YOUR TASK: Reproduce all of the lines in the entries below word for word, omitting the pictures.

*** DATA SUPPLIED

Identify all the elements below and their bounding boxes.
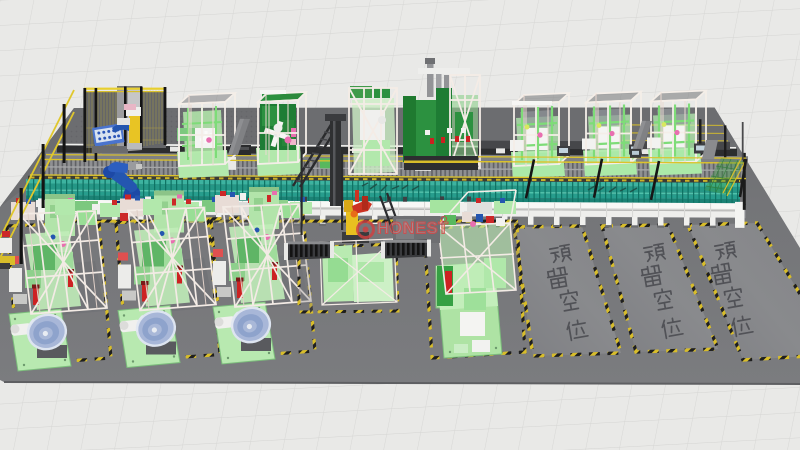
svg-text:HONEST: HONEST [377,220,449,238]
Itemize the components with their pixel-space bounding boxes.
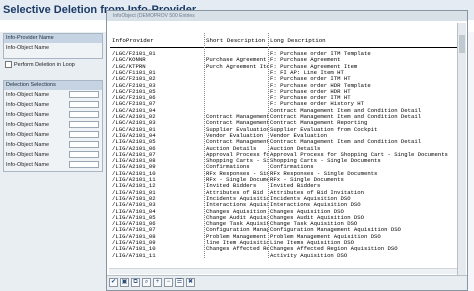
horizontal-scrollbar[interactable] xyxy=(109,268,457,274)
selection-row: Info-Object Name xyxy=(4,90,102,100)
new-icon: + xyxy=(155,279,160,285)
check-button[interactable]: ✔ xyxy=(109,278,118,287)
selection-row: Info-Object Name xyxy=(4,100,102,110)
selection-row: Info-Object Name xyxy=(4,140,102,150)
selection-label: Info-Object Name xyxy=(6,142,50,148)
selection-input[interactable] xyxy=(69,161,99,168)
delete-button[interactable]: − xyxy=(164,278,173,287)
vertical-scrollbar[interactable] xyxy=(457,23,466,281)
perform-deletion-checkbox[interactable] xyxy=(5,61,12,69)
group-header: Info-Provider Name xyxy=(4,34,102,43)
header-separator xyxy=(110,47,460,48)
selection-panel: Info-Provider Name Info-Object Name Perf… xyxy=(0,32,106,291)
deletion-selections-group: Delection Selections Info-Object Name Inf… xyxy=(3,80,103,172)
copy-icon: ⧉ xyxy=(133,279,138,285)
search-icon: ⌕ xyxy=(144,279,149,285)
selection-input[interactable] xyxy=(69,131,99,138)
cancel-button[interactable]: ✖ xyxy=(186,278,195,287)
selection-row: Info-Object Name xyxy=(4,110,102,120)
cancel-icon: ✖ xyxy=(187,279,194,285)
field-label: Info-Object Name xyxy=(6,45,50,51)
selection-label: Info-Object Name xyxy=(6,112,50,118)
cell-long-description: Activity Aquisition DSO xyxy=(270,251,348,258)
selection-row: Info-Object Name xyxy=(4,120,102,130)
selection-row: Info-Object Name xyxy=(4,130,102,140)
selection-row: Info-Object Name xyxy=(4,150,102,160)
select-icon: ☰ xyxy=(176,279,183,285)
selection-input[interactable] xyxy=(69,141,99,148)
selection-label: Info-Object Name xyxy=(6,152,50,158)
column-header-short-description[interactable]: Short Description xyxy=(206,37,265,46)
selection-label: Info-Object Name xyxy=(6,122,50,128)
selection-row: Info-Object Name xyxy=(4,160,102,170)
selection-rows: Info-Object Name Info-Object Name Info-Obj… xyxy=(4,90,102,170)
selection-label: Info-Object Name xyxy=(6,102,50,108)
scrollbar-thumb[interactable] xyxy=(459,35,465,53)
table-row[interactable]: /LIG/A7101_11 Activity Aquisition DSO xyxy=(110,252,460,258)
group-header: Delection Selections xyxy=(4,81,102,90)
dialog-toolbar: ✔ ▣ ⧉ ⌕ + − ☰ ✖ xyxy=(107,275,467,290)
delete-icon: − xyxy=(166,279,171,285)
column-header-infoprovider[interactable]: InfoProvider xyxy=(112,37,154,46)
perform-deletion-option[interactable]: Perform Deletion in Loop xyxy=(3,60,103,70)
selection-input[interactable] xyxy=(69,101,99,108)
save-icon: ▣ xyxy=(121,279,128,285)
check-icon: ✔ xyxy=(110,279,117,285)
copy-button[interactable]: ⧉ xyxy=(131,278,140,287)
dialog-title: InfoObject (DEMOPROV 500 Entries xyxy=(107,11,467,21)
selection-input[interactable] xyxy=(69,91,99,98)
save-button[interactable]: ▣ xyxy=(120,278,129,287)
search-button[interactable]: ⌕ xyxy=(142,278,151,287)
info-object-name-row: Info-Object Name xyxy=(4,43,102,53)
selection-input[interactable] xyxy=(69,151,99,158)
value-help-dialog: InfoObject (DEMOPROV 500 Entries InfoPro… xyxy=(106,10,468,291)
new-button[interactable]: + xyxy=(153,278,162,287)
cell-infoprovider: /LIG/A7101_11 xyxy=(112,251,156,258)
selection-label: Info-Object Name xyxy=(6,92,50,98)
perform-deletion-row[interactable]: Perform Deletion in Loop xyxy=(3,60,103,72)
checkbox-label: Perform Deletion in Loop xyxy=(14,62,75,68)
results-table: InfoProvider Short Description Long Desc… xyxy=(110,33,460,258)
selection-input[interactable] xyxy=(69,111,99,118)
column-header-long-description[interactable]: Long Description xyxy=(270,37,326,46)
info-provider-group: Info-Provider Name Info-Object Name xyxy=(3,33,103,59)
selection-label: Info-Object Name xyxy=(6,162,50,168)
select-button[interactable]: ☰ xyxy=(175,278,184,287)
selection-label: Info-Object Name xyxy=(6,132,50,138)
selection-input[interactable] xyxy=(69,121,99,128)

******

SOLUTION FOR THIS TASK:
Identify all the elements below and their bounding boxes.
svg-text:HONEST: HONEST [377,220,449,238]
Itemize the components with their pixel-space bounding boxes.
horizontal-scrollbar[interactable] xyxy=(109,268,457,274)
selection-row: Info-Object Name xyxy=(4,90,102,100)
new-icon: + xyxy=(155,279,160,285)
check-button[interactable]: ✔ xyxy=(109,278,118,287)
selection-row: Info-Object Name xyxy=(4,100,102,110)
selection-row: Info-Object Name xyxy=(4,140,102,150)
selection-label: Info-Object Name xyxy=(6,142,50,148)
selection-input[interactable] xyxy=(69,161,99,168)
delete-button[interactable]: − xyxy=(164,278,173,287)
vertical-scrollbar[interactable] xyxy=(457,23,466,281)
perform-deletion-checkbox[interactable] xyxy=(5,61,12,69)
group-header: Info-Provider Name xyxy=(4,34,102,43)
header-separator xyxy=(110,47,460,48)
selection-panel: Info-Provider Name Info-Object Name Perf… xyxy=(0,32,106,291)
deletion-selections-group: Delection Selections Info-Object Name Inf… xyxy=(3,80,103,172)
copy-icon: ⧉ xyxy=(133,279,138,285)
search-icon: ⌕ xyxy=(144,279,149,285)
selection-input[interactable] xyxy=(69,131,99,138)
cancel-button[interactable]: ✖ xyxy=(186,278,195,287)
selection-row: Info-Object Name xyxy=(4,110,102,120)
cancel-icon: ✖ xyxy=(187,279,194,285)
field-label: Info-Object Name xyxy=(6,45,50,51)
selection-label: Info-Object Name xyxy=(6,112,50,118)
cell-long-description: Activity Aquisition DSO xyxy=(270,251,348,258)
selection-row: Info-Object Name xyxy=(4,120,102,130)
selection-row: Info-Object Name xyxy=(4,130,102,140)
selection-row: Info-Object Name xyxy=(4,150,102,160)
select-icon: ☰ xyxy=(176,279,183,285)
selection-input[interactable] xyxy=(69,141,99,148)
selection-label: Info-Object Name xyxy=(6,152,50,158)
column-header-short-description[interactable]: Short Description xyxy=(206,37,265,46)
selection-label: Info-Object Name xyxy=(6,122,50,128)
selection-row: Info-Object Name xyxy=(4,160,102,170)
selection-rows: Info-Object Name Info-Object Name Info-Obj… xyxy=(4,90,102,170)
selection-label: Info-Object Name xyxy=(6,102,50,108)
scrollbar-thumb[interactable] xyxy=(459,35,465,53)
table-row[interactable]: /LIG/A7101_11 Activity Aquisition DSO xyxy=(110,252,460,258)
group-header: Delection Selections xyxy=(4,81,102,90)
dialog-toolbar: ✔ ▣ ⧉ ⌕ + − ☰ ✖ xyxy=(107,275,467,290)
delete-icon: − xyxy=(166,279,171,285)
column-header-infoprovider[interactable]: InfoProvider xyxy=(112,37,154,46)
perform-deletion-option[interactable]: Perform Deletion in Loop xyxy=(3,60,103,70)
selection-input[interactable] xyxy=(69,101,99,108)
save-icon: ▣ xyxy=(121,279,128,285)
check-icon: ✔ xyxy=(110,279,117,285)
copy-button[interactable]: ⧉ xyxy=(131,278,140,287)
dialog-title: InfoObject (DEMOPROV 500 Entries xyxy=(107,11,467,21)
selection-input[interactable] xyxy=(69,91,99,98)
save-button[interactable]: ▣ xyxy=(120,278,129,287)
search-button[interactable]: ⌕ xyxy=(142,278,151,287)
info-object-name-row: Info-Object Name xyxy=(4,43,102,53)
selection-input[interactable] xyxy=(69,151,99,158)
value-help-dialog: InfoObject (DEMOPROV 500 Entries InfoPro… xyxy=(106,10,468,291)
new-button[interactable]: + xyxy=(153,278,162,287)
cell-infoprovider: /LIG/A7101_11 xyxy=(112,251,156,258)
selection-label: Info-Object Name xyxy=(6,92,50,98)
perform-deletion-row[interactable]: Perform Deletion in Loop xyxy=(3,60,103,72)
checkbox-label: Perform Deletion in Loop xyxy=(14,62,75,68)
results-table: InfoProvider Short Description Long Desc… xyxy=(110,33,460,258)
selection-input[interactable] xyxy=(69,111,99,118)
column-header-long-description[interactable]: Long Description xyxy=(270,37,326,46)
info-provider-group: Info-Provider Name Info-Object Name xyxy=(3,33,103,59)
selection-label: Info-Object Name xyxy=(6,162,50,168)
select-button[interactable]: ☰ xyxy=(175,278,184,287)
selection-label: Info-Object Name xyxy=(6,132,50,138)
selection-input[interactable] xyxy=(69,121,99,128)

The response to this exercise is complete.